Aim of the exercise: All of the material should be reproduced exactly, with pictures left out.

Recorded information:
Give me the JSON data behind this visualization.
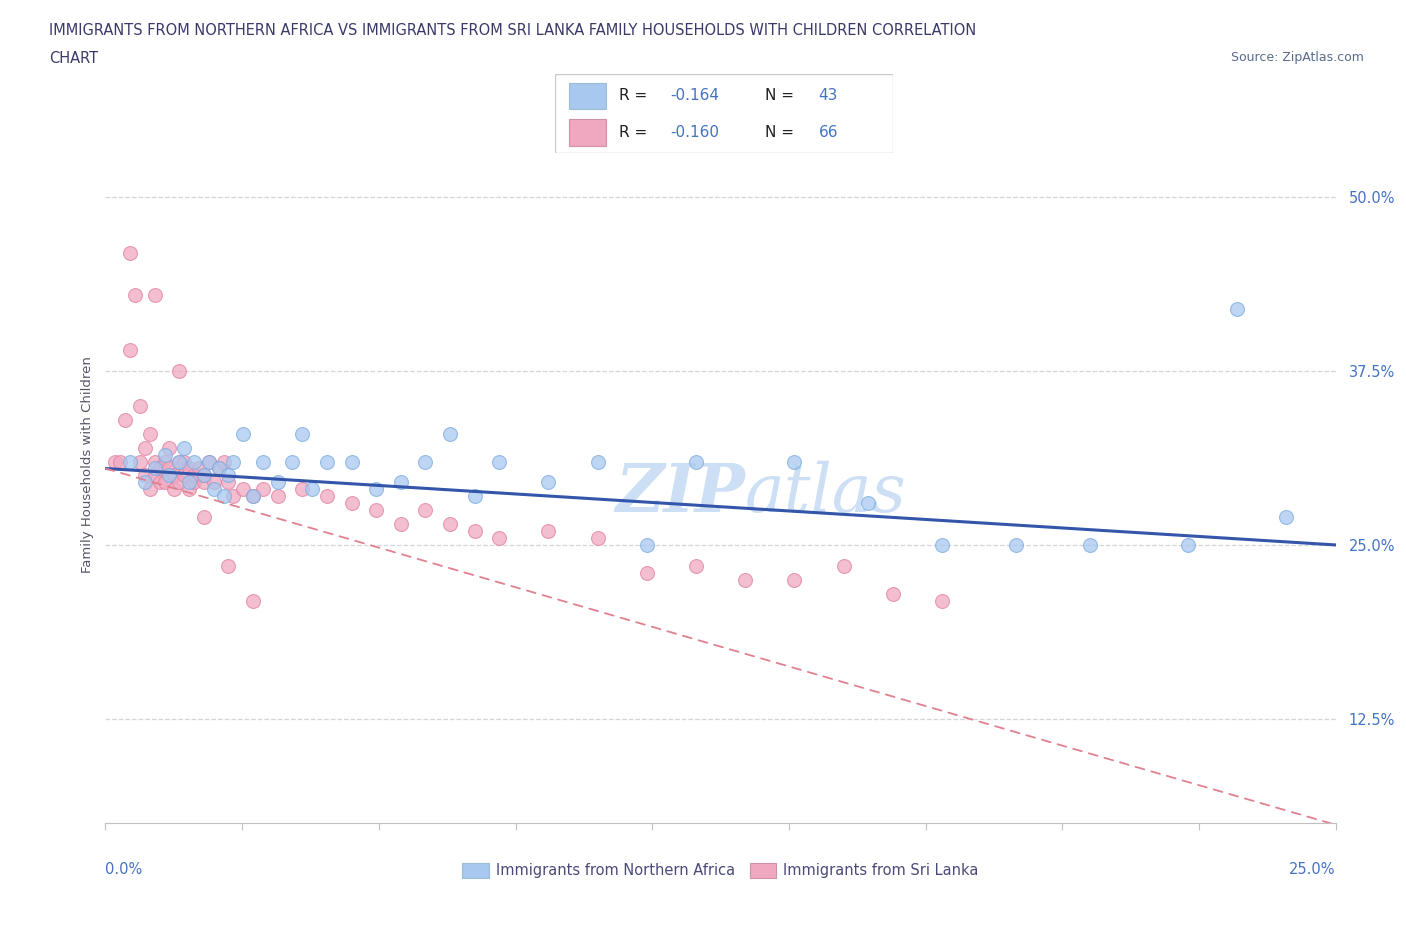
{
  "title_line1": "IMMIGRANTS FROM NORTHERN AFRICA VS IMMIGRANTS FROM SRI LANKA FAMILY HOUSEHOLDS WITH CHILDREN CORRELATION",
  "title_line2": "CHART",
  "source": "Source: ZipAtlas.com",
  "ylabel": "Family Households with Children",
  "ytick_values": [
    0.125,
    0.25,
    0.375,
    0.5
  ],
  "xlim": [
    0.0,
    0.25
  ],
  "ylim": [
    0.05,
    0.565
  ],
  "color_blue": "#a8c8f0",
  "color_pink": "#f0a8c0",
  "color_blue_line": "#3355aa",
  "color_pink_dashed": "#e08090",
  "watermark_color": "#cddff5",
  "northern_africa_x": [
    0.005,
    0.008,
    0.01,
    0.012,
    0.013,
    0.015,
    0.016,
    0.017,
    0.018,
    0.02,
    0.021,
    0.022,
    0.023,
    0.024,
    0.025,
    0.026,
    0.028,
    0.03,
    0.032,
    0.035,
    0.038,
    0.04,
    0.042,
    0.045,
    0.05,
    0.055,
    0.06,
    0.065,
    0.07,
    0.075,
    0.08,
    0.09,
    0.1,
    0.11,
    0.12,
    0.14,
    0.155,
    0.17,
    0.185,
    0.2,
    0.22,
    0.23,
    0.24
  ],
  "northern_africa_y": [
    0.31,
    0.295,
    0.305,
    0.315,
    0.3,
    0.31,
    0.32,
    0.295,
    0.31,
    0.3,
    0.31,
    0.29,
    0.305,
    0.285,
    0.3,
    0.31,
    0.33,
    0.285,
    0.31,
    0.295,
    0.31,
    0.33,
    0.29,
    0.31,
    0.31,
    0.29,
    0.295,
    0.31,
    0.33,
    0.285,
    0.31,
    0.295,
    0.31,
    0.25,
    0.31,
    0.31,
    0.28,
    0.25,
    0.25,
    0.25,
    0.25,
    0.42,
    0.27
  ],
  "sri_lanka_x": [
    0.002,
    0.003,
    0.004,
    0.005,
    0.006,
    0.007,
    0.007,
    0.008,
    0.008,
    0.009,
    0.009,
    0.01,
    0.01,
    0.011,
    0.011,
    0.012,
    0.012,
    0.013,
    0.013,
    0.014,
    0.014,
    0.015,
    0.015,
    0.016,
    0.016,
    0.017,
    0.017,
    0.018,
    0.018,
    0.019,
    0.02,
    0.02,
    0.021,
    0.022,
    0.023,
    0.024,
    0.025,
    0.026,
    0.028,
    0.03,
    0.032,
    0.035,
    0.04,
    0.045,
    0.05,
    0.055,
    0.06,
    0.065,
    0.07,
    0.075,
    0.08,
    0.09,
    0.1,
    0.11,
    0.12,
    0.13,
    0.14,
    0.15,
    0.16,
    0.17,
    0.005,
    0.01,
    0.015,
    0.02,
    0.025,
    0.03
  ],
  "sri_lanka_y": [
    0.31,
    0.31,
    0.34,
    0.39,
    0.43,
    0.35,
    0.31,
    0.32,
    0.3,
    0.33,
    0.29,
    0.3,
    0.31,
    0.295,
    0.305,
    0.31,
    0.295,
    0.305,
    0.32,
    0.29,
    0.3,
    0.31,
    0.295,
    0.3,
    0.31,
    0.29,
    0.305,
    0.295,
    0.3,
    0.305,
    0.295,
    0.3,
    0.31,
    0.295,
    0.305,
    0.31,
    0.295,
    0.285,
    0.29,
    0.285,
    0.29,
    0.285,
    0.29,
    0.285,
    0.28,
    0.275,
    0.265,
    0.275,
    0.265,
    0.26,
    0.255,
    0.26,
    0.255,
    0.23,
    0.235,
    0.225,
    0.225,
    0.235,
    0.215,
    0.21,
    0.46,
    0.43,
    0.375,
    0.27,
    0.235,
    0.21
  ],
  "fig_width": 14.06,
  "fig_height": 9.3,
  "dpi": 100
}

Complete output:
Give me the JSON data behind this visualization.
{
  "title_line1": "IMMIGRANTS FROM NORTHERN AFRICA VS IMMIGRANTS FROM SRI LANKA FAMILY HOUSEHOLDS WITH CHILDREN CORRELATION",
  "title_line2": "CHART",
  "source": "Source: ZipAtlas.com",
  "ylabel": "Family Households with Children",
  "ytick_values": [
    0.125,
    0.25,
    0.375,
    0.5
  ],
  "xlim": [
    0.0,
    0.25
  ],
  "ylim": [
    0.05,
    0.565
  ],
  "color_blue": "#a8c8f0",
  "color_pink": "#f0a8c0",
  "color_blue_line": "#3355aa",
  "color_pink_dashed": "#e08090",
  "watermark_color": "#cddff5",
  "northern_africa_x": [
    0.005,
    0.008,
    0.01,
    0.012,
    0.013,
    0.015,
    0.016,
    0.017,
    0.018,
    0.02,
    0.021,
    0.022,
    0.023,
    0.024,
    0.025,
    0.026,
    0.028,
    0.03,
    0.032,
    0.035,
    0.038,
    0.04,
    0.042,
    0.045,
    0.05,
    0.055,
    0.06,
    0.065,
    0.07,
    0.075,
    0.08,
    0.09,
    0.1,
    0.11,
    0.12,
    0.14,
    0.155,
    0.17,
    0.185,
    0.2,
    0.22,
    0.23,
    0.24
  ],
  "northern_africa_y": [
    0.31,
    0.295,
    0.305,
    0.315,
    0.3,
    0.31,
    0.32,
    0.295,
    0.31,
    0.3,
    0.31,
    0.29,
    0.305,
    0.285,
    0.3,
    0.31,
    0.33,
    0.285,
    0.31,
    0.295,
    0.31,
    0.33,
    0.29,
    0.31,
    0.31,
    0.29,
    0.295,
    0.31,
    0.33,
    0.285,
    0.31,
    0.295,
    0.31,
    0.25,
    0.31,
    0.31,
    0.28,
    0.25,
    0.25,
    0.25,
    0.25,
    0.42,
    0.27
  ],
  "sri_lanka_x": [
    0.002,
    0.003,
    0.004,
    0.005,
    0.006,
    0.007,
    0.007,
    0.008,
    0.008,
    0.009,
    0.009,
    0.01,
    0.01,
    0.011,
    0.011,
    0.012,
    0.012,
    0.013,
    0.013,
    0.014,
    0.014,
    0.015,
    0.015,
    0.016,
    0.016,
    0.017,
    0.017,
    0.018,
    0.018,
    0.019,
    0.02,
    0.02,
    0.021,
    0.022,
    0.023,
    0.024,
    0.025,
    0.026,
    0.028,
    0.03,
    0.032,
    0.035,
    0.04,
    0.045,
    0.05,
    0.055,
    0.06,
    0.065,
    0.07,
    0.075,
    0.08,
    0.09,
    0.1,
    0.11,
    0.12,
    0.13,
    0.14,
    0.15,
    0.16,
    0.17,
    0.005,
    0.01,
    0.015,
    0.02,
    0.025,
    0.03
  ],
  "sri_lanka_y": [
    0.31,
    0.31,
    0.34,
    0.39,
    0.43,
    0.35,
    0.31,
    0.32,
    0.3,
    0.33,
    0.29,
    0.3,
    0.31,
    0.295,
    0.305,
    0.31,
    0.295,
    0.305,
    0.32,
    0.29,
    0.3,
    0.31,
    0.295,
    0.3,
    0.31,
    0.29,
    0.305,
    0.295,
    0.3,
    0.305,
    0.295,
    0.3,
    0.31,
    0.295,
    0.305,
    0.31,
    0.295,
    0.285,
    0.29,
    0.285,
    0.29,
    0.285,
    0.29,
    0.285,
    0.28,
    0.275,
    0.265,
    0.275,
    0.265,
    0.26,
    0.255,
    0.26,
    0.255,
    0.23,
    0.235,
    0.225,
    0.225,
    0.235,
    0.215,
    0.21,
    0.46,
    0.43,
    0.375,
    0.27,
    0.235,
    0.21
  ],
  "fig_width": 14.06,
  "fig_height": 9.3,
  "dpi": 100
}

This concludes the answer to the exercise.